■ The problem ■
Please transcribe the data that follows without the pictures, keeping every word the same.

■ Input data ■
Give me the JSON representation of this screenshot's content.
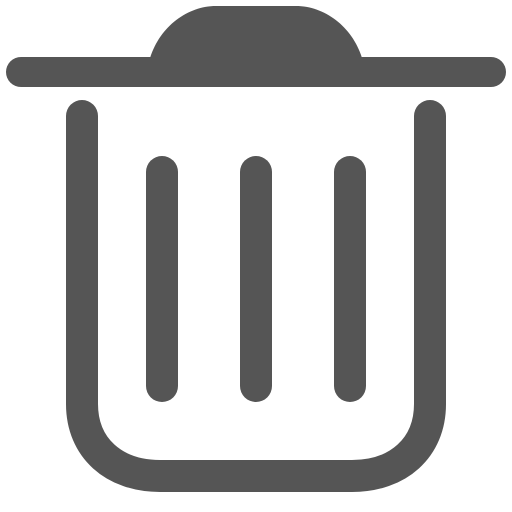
{
  "icon": {
    "name": "trash-icon",
    "color": "#555555",
    "background": "#ffffff"
  }
}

■ Solution ■
Give me the JSON representation of this screenshot's content.
{
  "icon": {
    "name": "trash-icon",
    "color": "#555555",
    "background": "#ffffff"
  }
}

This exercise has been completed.